● **Data extract**:
--------------------------------
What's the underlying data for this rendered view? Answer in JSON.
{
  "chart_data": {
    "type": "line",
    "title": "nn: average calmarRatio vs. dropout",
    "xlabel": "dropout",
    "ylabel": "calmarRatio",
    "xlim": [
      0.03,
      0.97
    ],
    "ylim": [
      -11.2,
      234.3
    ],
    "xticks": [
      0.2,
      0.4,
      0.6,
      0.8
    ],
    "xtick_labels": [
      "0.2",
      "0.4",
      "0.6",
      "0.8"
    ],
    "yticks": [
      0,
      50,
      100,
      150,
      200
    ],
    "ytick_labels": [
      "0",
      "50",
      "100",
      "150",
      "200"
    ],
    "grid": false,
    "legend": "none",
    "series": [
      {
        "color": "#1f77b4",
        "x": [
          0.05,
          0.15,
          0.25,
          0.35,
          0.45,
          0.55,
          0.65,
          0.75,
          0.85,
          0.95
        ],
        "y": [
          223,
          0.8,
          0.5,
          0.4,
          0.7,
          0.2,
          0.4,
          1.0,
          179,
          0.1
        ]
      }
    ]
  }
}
--------------------------------
Determine the number of lines in these entries that contain the word "dropout", and write only that number.

● **Result**: 2